→ **What is asked**:
Copy whichever lines contain the string "sich".

→ **Recorded data**:
##########
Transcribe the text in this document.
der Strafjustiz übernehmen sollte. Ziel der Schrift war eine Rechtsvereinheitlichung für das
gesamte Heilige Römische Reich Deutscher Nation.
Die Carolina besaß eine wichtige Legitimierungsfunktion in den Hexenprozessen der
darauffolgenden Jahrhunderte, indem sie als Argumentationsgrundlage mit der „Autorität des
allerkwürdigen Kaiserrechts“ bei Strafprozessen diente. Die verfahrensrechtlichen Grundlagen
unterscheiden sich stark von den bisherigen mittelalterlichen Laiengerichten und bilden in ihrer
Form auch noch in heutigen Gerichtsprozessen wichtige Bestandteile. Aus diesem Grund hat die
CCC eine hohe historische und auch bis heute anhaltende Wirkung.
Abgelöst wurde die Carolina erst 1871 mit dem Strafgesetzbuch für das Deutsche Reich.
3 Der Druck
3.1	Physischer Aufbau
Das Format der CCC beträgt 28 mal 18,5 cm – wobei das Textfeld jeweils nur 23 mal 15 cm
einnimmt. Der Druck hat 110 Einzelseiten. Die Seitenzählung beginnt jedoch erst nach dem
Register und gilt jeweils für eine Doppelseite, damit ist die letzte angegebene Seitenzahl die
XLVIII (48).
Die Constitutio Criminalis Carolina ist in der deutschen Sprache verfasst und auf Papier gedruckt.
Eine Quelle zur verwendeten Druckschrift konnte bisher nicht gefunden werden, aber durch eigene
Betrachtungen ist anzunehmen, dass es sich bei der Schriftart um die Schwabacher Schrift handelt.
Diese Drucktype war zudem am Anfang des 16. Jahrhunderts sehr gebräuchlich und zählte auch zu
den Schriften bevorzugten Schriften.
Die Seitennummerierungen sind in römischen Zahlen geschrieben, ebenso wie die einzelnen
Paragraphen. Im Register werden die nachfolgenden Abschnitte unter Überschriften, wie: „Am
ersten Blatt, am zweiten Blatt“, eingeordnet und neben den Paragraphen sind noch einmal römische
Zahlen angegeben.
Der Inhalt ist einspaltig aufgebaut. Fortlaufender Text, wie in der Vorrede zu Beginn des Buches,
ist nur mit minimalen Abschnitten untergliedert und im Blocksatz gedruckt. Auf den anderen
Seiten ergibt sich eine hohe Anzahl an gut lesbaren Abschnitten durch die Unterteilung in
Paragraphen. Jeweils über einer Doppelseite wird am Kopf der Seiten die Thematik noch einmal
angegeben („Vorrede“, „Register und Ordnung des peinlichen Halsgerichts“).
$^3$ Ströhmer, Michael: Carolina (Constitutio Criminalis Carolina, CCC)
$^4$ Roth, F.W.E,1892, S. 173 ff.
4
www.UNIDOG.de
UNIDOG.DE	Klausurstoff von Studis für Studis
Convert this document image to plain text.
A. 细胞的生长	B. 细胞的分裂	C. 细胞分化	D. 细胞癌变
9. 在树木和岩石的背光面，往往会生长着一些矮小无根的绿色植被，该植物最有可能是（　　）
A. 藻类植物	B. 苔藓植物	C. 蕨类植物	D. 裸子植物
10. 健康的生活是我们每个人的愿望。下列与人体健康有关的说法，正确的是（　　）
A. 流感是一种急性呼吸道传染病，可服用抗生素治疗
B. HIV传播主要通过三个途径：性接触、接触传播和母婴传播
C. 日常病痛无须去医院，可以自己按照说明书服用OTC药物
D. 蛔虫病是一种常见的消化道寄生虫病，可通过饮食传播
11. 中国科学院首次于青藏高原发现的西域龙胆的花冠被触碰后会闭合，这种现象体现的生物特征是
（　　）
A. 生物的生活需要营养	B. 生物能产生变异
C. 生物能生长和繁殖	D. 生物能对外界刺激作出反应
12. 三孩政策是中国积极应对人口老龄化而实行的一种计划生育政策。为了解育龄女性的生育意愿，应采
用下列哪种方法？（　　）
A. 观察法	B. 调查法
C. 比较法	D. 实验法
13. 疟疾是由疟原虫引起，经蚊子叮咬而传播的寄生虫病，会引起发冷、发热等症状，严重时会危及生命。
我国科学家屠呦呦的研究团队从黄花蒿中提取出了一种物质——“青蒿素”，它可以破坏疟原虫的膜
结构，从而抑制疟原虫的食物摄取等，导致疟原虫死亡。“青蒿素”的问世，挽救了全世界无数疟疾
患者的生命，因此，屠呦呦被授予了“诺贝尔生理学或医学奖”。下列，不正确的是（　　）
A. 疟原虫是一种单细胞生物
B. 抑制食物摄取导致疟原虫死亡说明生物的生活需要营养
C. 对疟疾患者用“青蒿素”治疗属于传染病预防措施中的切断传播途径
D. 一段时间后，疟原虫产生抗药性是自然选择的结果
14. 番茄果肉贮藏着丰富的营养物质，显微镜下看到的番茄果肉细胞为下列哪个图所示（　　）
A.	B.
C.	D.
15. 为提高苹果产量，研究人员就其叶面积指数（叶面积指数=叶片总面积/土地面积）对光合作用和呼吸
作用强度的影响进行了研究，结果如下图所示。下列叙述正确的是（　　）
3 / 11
##########
→ **Exercise output**:
unterscheiden sich stark von den bisherigen mittelalterlichen Laiengerichten und bilden in ihrer
Betrachtungen ist anzunehmen, dass es sich bei der Schriftart um die Schwabacher Schrift handelt.
Seiten ergibt sich eine hohe Anzahl an gut lesbaren Abschnitten durch die Unterteilung in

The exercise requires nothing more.